-- begin --

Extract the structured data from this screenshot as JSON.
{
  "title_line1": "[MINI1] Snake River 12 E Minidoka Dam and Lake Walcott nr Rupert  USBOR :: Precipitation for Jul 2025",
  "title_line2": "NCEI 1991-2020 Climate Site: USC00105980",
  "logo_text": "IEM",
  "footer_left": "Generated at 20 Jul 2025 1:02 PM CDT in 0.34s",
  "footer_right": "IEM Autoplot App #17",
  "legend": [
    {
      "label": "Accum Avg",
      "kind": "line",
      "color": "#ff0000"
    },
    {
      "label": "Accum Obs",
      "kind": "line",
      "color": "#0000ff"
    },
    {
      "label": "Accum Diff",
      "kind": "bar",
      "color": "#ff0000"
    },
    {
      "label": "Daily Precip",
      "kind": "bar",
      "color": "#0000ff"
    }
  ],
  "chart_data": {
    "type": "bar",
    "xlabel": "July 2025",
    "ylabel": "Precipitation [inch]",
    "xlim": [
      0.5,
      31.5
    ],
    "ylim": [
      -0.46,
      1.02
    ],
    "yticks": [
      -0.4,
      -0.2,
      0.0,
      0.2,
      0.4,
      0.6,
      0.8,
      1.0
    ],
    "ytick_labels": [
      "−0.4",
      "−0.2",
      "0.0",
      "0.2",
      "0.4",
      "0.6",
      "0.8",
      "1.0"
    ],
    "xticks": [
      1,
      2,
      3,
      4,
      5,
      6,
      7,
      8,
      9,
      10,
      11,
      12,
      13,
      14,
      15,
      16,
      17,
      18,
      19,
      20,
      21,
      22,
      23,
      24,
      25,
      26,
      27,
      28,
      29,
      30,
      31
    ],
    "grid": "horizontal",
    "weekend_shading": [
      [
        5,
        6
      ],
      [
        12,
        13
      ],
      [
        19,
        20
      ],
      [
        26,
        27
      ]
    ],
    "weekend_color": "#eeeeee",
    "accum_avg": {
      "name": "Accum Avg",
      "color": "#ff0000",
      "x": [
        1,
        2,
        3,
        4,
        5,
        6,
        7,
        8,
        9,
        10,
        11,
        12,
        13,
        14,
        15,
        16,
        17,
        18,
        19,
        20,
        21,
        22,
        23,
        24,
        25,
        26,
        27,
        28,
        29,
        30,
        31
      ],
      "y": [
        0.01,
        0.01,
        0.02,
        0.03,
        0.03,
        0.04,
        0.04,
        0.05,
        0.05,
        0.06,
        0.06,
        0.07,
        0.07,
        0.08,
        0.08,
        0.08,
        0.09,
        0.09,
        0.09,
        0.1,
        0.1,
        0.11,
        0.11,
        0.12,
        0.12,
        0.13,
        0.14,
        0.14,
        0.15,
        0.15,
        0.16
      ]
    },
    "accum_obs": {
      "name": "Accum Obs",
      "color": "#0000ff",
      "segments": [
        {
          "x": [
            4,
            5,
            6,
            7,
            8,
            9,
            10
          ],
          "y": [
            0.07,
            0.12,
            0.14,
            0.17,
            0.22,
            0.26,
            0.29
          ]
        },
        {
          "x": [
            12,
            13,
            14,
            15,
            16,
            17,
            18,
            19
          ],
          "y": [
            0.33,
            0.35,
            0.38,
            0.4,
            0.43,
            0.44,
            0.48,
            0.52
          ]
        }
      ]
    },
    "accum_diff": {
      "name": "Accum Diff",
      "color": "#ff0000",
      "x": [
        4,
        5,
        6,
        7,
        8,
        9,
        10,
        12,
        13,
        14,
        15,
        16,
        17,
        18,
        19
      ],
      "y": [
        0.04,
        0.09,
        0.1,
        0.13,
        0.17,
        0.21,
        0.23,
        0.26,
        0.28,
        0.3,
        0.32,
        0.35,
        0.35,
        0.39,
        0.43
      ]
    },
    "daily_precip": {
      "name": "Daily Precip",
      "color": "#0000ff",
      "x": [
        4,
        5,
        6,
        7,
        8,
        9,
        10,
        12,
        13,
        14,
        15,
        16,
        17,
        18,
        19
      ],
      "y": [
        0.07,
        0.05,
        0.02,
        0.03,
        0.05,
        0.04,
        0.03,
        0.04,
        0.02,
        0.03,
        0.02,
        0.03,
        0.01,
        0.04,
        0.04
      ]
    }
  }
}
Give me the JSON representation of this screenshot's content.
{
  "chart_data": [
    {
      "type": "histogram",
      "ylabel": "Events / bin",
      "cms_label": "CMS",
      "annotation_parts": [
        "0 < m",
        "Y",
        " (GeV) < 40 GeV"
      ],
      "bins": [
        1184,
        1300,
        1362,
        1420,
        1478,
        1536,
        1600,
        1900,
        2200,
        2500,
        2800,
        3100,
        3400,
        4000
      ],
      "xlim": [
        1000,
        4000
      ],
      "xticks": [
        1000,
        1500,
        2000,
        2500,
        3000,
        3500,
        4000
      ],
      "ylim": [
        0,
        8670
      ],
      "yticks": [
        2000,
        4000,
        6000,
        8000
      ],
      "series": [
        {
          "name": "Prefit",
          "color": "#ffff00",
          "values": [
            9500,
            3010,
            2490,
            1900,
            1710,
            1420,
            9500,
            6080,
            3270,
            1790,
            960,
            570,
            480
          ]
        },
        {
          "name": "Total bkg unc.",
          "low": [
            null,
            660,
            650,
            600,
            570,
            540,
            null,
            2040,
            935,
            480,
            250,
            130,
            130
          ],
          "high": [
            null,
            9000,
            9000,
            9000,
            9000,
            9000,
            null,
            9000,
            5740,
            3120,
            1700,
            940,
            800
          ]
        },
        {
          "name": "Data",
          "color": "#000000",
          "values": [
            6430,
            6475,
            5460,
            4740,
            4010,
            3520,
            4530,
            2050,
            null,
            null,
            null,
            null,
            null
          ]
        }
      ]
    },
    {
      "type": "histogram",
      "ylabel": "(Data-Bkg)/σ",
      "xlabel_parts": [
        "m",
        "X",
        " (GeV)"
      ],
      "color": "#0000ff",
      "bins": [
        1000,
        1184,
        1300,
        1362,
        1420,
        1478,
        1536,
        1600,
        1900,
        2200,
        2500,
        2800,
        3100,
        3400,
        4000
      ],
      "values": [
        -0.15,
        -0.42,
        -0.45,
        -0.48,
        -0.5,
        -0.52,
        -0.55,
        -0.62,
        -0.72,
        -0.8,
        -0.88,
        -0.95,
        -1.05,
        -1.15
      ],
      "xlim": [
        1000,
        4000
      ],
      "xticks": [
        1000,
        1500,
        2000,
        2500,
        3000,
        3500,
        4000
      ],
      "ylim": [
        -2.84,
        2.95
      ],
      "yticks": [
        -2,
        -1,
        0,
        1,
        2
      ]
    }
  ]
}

-- end --

## Aim
Every record above should be copied exactly.

## Exercise output
Extract the structured data from this screenshot as JSON.
{
  "title_line1": "[MINI1] Snake River 12 E Minidoka Dam and Lake Walcott nr Rupert  USBOR :: Precipitation for Jul 2025",
  "title_line2": "NCEI 1991-2020 Climate Site: USC00105980",
  "logo_text": "IEM",
  "footer_left": "Generated at 20 Jul 2025 1:02 PM CDT in 0.34s",
  "footer_right": "IEM Autoplot App #17",
  "legend": [
    {
      "label": "Accum Avg",
      "kind": "line",
      "color": "#ff0000"
    },
    {
      "label": "Accum Obs",
      "kind": "line",
      "color": "#0000ff"
    },
    {
      "label": "Accum Diff",
      "kind": "bar",
      "color": "#ff0000"
    },
    {
      "label": "Daily Precip",
      "kind": "bar",
      "color": "#0000ff"
    }
  ],
  "chart_data": {
    "type": "bar",
    "xlabel": "July 2025",
    "ylabel": "Precipitation [inch]",
    "xlim": [
      0.5,
      31.5
    ],
    "ylim": [
      -0.46,
      1.02
    ],
    "yticks": [
      -0.4,
      -0.2,
      0.0,
      0.2,
      0.4,
      0.6,
      0.8,
      1.0
    ],
    "ytick_labels": [
      "−0.4",
      "−0.2",
      "0.0",
      "0.2",
      "0.4",
      "0.6",
      "0.8",
      "1.0"
    ],
    "xticks": [
      1,
      2,
      3,
      4,
      5,
      6,
      7,
      8,
      9,
      10,
      11,
      12,
      13,
      14,
      15,
      16,
      17,
      18,
      19,
      20,
      21,
      22,
      23,
      24,
      25,
      26,
      27,
      28,
      29,
      30,
      31
    ],
    "grid": "horizontal",
    "weekend_shading": [
      [
        5,
        6
      ],
      [
        12,
        13
      ],
      [
        19,
        20
      ],
      [
        26,
        27
      ]
    ],
    "weekend_color": "#eeeeee",
    "accum_avg": {
      "name": "Accum Avg",
      "color": "#ff0000",
      "x": [
        1,
        2,
        3,
        4,
        5,
        6,
        7,
        8,
        9,
        10,
        11,
        12,
        13,
        14,
        15,
        16,
        17,
        18,
        19,
        20,
        21,
        22,
        23,
        24,
        25,
        26,
        27,
        28,
        29,
        30,
        31
      ],
      "y": [
        0.01,
        0.01,
        0.02,
        0.03,
        0.03,
        0.04,
        0.04,
        0.05,
        0.05,
        0.06,
        0.06,
        0.07,
        0.07,
        0.08,
        0.08,
        0.08,
        0.09,
        0.09,
        0.09,
        0.1,
        0.1,
        0.11,
        0.11,
        0.12,
        0.12,
        0.13,
        0.14,
        0.14,
        0.15,
        0.15,
        0.16
      ]
    },
    "accum_obs": {
      "name": "Accum Obs",
      "color": "#0000ff",
      "segments": [
        {
          "x": [
            4,
            5,
            6,
            7,
            8,
            9,
            10
          ],
          "y": [
            0.07,
            0.12,
            0.14,
            0.17,
            0.22,
            0.26,
            0.29
          ]
        },
        {
          "x": [
            12,
            13,
            14,
            15,
            16,
            17,
            18,
            19
          ],
          "y": [
            0.33,
            0.35,
            0.38,
            0.4,
            0.43,
            0.44,
            0.48,
            0.52
          ]
        }
      ]
    },
    "accum_diff": {
      "name": "Accum Diff",
      "color": "#ff0000",
      "x": [
        4,
        5,
        6,
        7,
        8,
        9,
        10,
        12,
        13,
        14,
        15,
        16,
        17,
        18,
        19
      ],
      "y": [
        0.04,
        0.09,
        0.1,
        0.13,
        0.17,
        0.21,
        0.23,
        0.26,
        0.28,
        0.3,
        0.32,
        0.35,
        0.35,
        0.39,
        0.43
      ]
    },
    "daily_precip": {
      "name": "Daily Precip",
      "color": "#0000ff",
      "x": [
        4,
        5,
        6,
        7,
        8,
        9,
        10,
        12,
        13,
        14,
        15,
        16,
        17,
        18,
        19
      ],
      "y": [
        0.07,
        0.05,
        0.02,
        0.03,
        0.05,
        0.04,
        0.03,
        0.04,
        0.02,
        0.03,
        0.02,
        0.03,
        0.01,
        0.04,
        0.04
      ]
    }
  }
}
Give me the JSON representation of this screenshot's content.
{
  "chart_data": [
    {
      "type": "histogram",
      "ylabel": "Events / bin",
      "cms_label": "CMS",
      "annotation_parts": [
        "0 < m",
        "Y",
        " (GeV) < 40 GeV"
      ],
      "bins": [
        1184,
        1300,
        1362,
        1420,
        1478,
        1536,
        1600,
        1900,
        2200,
        2500,
        2800,
        3100,
        3400,
        4000
      ],
      "xlim": [
        1000,
        4000
      ],
      "xticks": [
        1000,
        1500,
        2000,
        2500,
        3000,
        3500,
        4000
      ],
      "ylim": [
        0,
        8670
      ],
      "yticks": [
        2000,
        4000,
        6000,
        8000
      ],
      "series": [
        {
          "name": "Prefit",
          "color": "#ffff00",
          "values": [
            9500,
            3010,
            2490,
            1900,
            1710,
            1420,
            9500,
            6080,
            3270,
            1790,
            960,
            570,
            480
          ]
        },
        {
          "name": "Total bkg unc.",
          "low": [
            null,
            660,
            650,
            600,
            570,
            540,
            null,
            2040,
            935,
            480,
            250,
            130,
            130
          ],
          "high": [
            null,
            9000,
            9000,
            9000,
            9000,
            9000,
            null,
            9000,
            5740,
            3120,
            1700,
            940,
            800
          ]
        },
        {
          "name": "Data",
          "color": "#000000",
          "values": [
            6430,
            6475,
            5460,
            4740,
            4010,
            3520,
            4530,
            2050,
            null,
            null,
            null,
            null,
            null
          ]
        }
      ]
    },
    {
      "type": "histogram",
      "ylabel": "(Data-Bkg)/σ",
      "xlabel_parts": [
        "m",
        "X",
        " (GeV)"
      ],
      "color": "#0000ff",
      "bins": [
        1000,
        1184,
        1300,
        1362,
        1420,
        1478,
        1536,
        1600,
        1900,
        2200,
        2500,
        2800,
        3100,
        3400,
        4000
      ],
      "values": [
        -0.15,
        -0.42,
        -0.45,
        -0.48,
        -0.5,
        -0.52,
        -0.55,
        -0.62,
        -0.72,
        -0.8,
        -0.88,
        -0.95,
        -1.05,
        -1.15
      ],
      "xlim": [
        1000,
        4000
      ],
      "xticks": [
        1000,
        1500,
        2000,
        2500,
        3000,
        3500,
        4000
      ],
      "ylim": [
        -2.84,
        2.95
      ],
      "yticks": [
        -2,
        -1,
        0,
        1,
        2
      ]
    }
  ]
}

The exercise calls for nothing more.